==== Material ====
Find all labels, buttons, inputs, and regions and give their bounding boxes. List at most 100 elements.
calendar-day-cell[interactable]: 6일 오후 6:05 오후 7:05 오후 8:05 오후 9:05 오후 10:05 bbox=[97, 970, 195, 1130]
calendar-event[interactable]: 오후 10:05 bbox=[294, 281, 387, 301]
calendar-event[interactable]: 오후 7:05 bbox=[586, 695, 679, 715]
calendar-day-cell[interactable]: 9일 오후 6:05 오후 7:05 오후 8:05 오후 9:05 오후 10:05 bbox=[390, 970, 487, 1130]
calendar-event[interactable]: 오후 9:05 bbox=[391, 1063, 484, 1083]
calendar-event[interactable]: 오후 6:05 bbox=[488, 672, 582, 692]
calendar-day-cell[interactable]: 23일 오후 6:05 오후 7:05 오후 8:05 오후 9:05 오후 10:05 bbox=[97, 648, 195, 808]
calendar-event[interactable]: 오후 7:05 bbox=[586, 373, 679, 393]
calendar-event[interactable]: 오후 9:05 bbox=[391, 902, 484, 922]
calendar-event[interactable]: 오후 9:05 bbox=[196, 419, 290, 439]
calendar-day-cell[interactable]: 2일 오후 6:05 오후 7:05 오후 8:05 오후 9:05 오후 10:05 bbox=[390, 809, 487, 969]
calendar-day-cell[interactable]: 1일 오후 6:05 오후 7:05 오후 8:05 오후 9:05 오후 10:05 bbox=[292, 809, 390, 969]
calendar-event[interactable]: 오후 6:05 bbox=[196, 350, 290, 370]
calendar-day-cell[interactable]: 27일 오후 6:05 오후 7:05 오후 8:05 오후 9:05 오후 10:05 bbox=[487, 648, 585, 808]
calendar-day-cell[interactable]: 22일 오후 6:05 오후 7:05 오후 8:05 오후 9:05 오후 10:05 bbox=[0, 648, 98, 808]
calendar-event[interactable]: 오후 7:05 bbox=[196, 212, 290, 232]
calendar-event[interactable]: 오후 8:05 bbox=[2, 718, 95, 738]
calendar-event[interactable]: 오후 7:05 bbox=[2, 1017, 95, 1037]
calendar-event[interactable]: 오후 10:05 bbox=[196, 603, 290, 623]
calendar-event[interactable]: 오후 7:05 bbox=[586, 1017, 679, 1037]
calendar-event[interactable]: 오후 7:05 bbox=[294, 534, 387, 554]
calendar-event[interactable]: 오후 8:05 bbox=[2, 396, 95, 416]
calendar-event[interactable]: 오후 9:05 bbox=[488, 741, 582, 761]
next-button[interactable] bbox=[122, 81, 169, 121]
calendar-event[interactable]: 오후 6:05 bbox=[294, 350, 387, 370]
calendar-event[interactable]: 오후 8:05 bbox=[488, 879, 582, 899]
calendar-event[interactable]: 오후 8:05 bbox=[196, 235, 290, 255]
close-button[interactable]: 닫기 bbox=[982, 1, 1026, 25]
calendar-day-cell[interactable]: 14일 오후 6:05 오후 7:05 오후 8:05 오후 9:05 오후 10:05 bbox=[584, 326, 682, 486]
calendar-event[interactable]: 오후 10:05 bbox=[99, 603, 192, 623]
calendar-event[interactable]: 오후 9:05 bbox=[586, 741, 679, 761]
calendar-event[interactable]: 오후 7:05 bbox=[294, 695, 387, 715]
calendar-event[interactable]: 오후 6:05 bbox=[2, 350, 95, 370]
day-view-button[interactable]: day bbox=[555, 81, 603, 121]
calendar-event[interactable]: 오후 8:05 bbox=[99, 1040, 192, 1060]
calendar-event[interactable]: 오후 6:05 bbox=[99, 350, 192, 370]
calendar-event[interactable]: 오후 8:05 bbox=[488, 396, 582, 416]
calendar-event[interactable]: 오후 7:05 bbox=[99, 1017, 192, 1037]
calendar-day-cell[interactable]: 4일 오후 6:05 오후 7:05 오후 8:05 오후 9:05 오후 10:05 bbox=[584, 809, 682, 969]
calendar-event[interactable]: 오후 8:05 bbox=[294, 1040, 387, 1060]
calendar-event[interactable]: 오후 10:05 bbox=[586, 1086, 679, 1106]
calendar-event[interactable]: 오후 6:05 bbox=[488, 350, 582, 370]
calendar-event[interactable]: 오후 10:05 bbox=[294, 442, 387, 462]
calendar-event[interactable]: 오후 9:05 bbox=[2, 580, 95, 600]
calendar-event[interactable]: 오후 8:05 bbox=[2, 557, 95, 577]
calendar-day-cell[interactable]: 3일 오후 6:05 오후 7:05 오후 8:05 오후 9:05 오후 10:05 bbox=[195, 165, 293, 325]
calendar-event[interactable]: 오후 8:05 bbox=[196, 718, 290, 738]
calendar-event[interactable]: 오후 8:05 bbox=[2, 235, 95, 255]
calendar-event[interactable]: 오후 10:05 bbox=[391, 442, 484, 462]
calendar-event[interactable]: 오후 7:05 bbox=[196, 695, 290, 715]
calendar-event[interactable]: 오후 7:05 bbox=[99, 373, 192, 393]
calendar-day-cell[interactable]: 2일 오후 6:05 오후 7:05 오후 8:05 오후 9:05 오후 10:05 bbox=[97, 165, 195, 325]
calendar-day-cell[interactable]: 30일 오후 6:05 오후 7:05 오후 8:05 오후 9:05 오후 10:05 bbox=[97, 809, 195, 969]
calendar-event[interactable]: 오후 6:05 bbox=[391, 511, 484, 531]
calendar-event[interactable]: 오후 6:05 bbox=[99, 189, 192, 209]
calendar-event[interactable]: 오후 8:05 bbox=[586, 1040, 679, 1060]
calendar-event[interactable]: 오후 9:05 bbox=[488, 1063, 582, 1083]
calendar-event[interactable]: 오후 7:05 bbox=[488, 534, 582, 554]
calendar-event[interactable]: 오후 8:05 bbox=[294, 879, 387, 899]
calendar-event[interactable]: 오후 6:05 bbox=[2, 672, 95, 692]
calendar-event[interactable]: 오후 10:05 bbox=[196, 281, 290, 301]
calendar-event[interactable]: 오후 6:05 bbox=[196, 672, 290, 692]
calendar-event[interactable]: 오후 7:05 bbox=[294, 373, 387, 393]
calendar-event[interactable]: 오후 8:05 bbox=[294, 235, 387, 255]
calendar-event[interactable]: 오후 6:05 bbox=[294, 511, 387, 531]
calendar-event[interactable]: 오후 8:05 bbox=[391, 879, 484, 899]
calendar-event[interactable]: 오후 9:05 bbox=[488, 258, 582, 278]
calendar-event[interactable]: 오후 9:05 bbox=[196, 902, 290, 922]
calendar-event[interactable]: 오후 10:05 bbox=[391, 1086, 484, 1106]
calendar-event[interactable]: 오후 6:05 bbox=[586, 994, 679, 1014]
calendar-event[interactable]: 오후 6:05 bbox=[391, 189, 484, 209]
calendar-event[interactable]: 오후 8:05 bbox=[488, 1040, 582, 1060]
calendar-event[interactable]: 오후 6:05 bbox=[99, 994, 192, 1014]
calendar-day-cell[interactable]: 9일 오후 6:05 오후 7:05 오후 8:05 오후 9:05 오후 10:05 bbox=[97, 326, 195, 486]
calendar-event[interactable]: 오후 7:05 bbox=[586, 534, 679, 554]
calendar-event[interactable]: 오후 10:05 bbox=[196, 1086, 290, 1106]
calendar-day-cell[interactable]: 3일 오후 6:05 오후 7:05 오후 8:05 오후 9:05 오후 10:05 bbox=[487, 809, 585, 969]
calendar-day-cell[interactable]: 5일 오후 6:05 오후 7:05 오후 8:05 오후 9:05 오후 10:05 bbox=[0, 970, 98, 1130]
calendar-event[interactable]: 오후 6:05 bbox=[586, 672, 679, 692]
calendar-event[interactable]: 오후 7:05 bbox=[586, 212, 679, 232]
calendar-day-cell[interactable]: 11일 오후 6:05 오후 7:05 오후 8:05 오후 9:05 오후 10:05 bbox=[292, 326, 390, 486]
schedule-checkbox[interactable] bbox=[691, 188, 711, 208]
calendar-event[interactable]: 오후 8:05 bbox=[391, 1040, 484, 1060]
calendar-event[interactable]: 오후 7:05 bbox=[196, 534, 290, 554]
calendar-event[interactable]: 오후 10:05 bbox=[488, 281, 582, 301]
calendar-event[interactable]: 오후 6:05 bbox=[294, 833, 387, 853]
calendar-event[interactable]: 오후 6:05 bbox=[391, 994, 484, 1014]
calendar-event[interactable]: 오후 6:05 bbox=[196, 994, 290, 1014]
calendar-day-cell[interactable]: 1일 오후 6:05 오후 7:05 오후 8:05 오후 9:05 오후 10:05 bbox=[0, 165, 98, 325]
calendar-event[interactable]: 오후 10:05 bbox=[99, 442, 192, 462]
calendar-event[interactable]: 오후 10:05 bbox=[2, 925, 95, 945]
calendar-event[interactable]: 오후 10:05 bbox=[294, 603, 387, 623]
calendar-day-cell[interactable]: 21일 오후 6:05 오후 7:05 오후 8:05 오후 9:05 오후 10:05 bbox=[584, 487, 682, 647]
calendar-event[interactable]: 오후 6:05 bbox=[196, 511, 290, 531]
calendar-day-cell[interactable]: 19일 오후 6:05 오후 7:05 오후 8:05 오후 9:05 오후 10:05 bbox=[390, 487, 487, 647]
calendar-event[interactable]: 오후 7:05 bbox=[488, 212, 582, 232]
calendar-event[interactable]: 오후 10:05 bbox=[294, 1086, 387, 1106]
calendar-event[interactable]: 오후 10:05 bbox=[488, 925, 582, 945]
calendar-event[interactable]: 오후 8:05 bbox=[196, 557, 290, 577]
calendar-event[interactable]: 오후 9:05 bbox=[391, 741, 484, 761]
====
→ Exercise objective: Reproduce the listing above word for word, starting at its first line and stopping after the line that contains "calendar-event[interactable]: 오후 9:05 bbox=[196, 419, 290, 439]".

→ The solution:
Find all labels, buttons, inputs, and regions and give their bounding boxes. List at most 100 elements.
calendar-day-cell[interactable]: 6일 오후 6:05 오후 7:05 오후 8:05 오후 9:05 오후 10:05 bbox=[97, 970, 195, 1130]
calendar-event[interactable]: 오후 10:05 bbox=[294, 281, 387, 301]
calendar-event[interactable]: 오후 7:05 bbox=[586, 695, 679, 715]
calendar-day-cell[interactable]: 9일 오후 6:05 오후 7:05 오후 8:05 오후 9:05 오후 10:05 bbox=[390, 970, 487, 1130]
calendar-event[interactable]: 오후 9:05 bbox=[391, 1063, 484, 1083]
calendar-event[interactable]: 오후 6:05 bbox=[488, 672, 582, 692]
calendar-day-cell[interactable]: 23일 오후 6:05 오후 7:05 오후 8:05 오후 9:05 오후 10:05 bbox=[97, 648, 195, 808]
calendar-event[interactable]: 오후 7:05 bbox=[586, 373, 679, 393]
calendar-event[interactable]: 오후 9:05 bbox=[391, 902, 484, 922]
calendar-event[interactable]: 오후 9:05 bbox=[196, 419, 290, 439]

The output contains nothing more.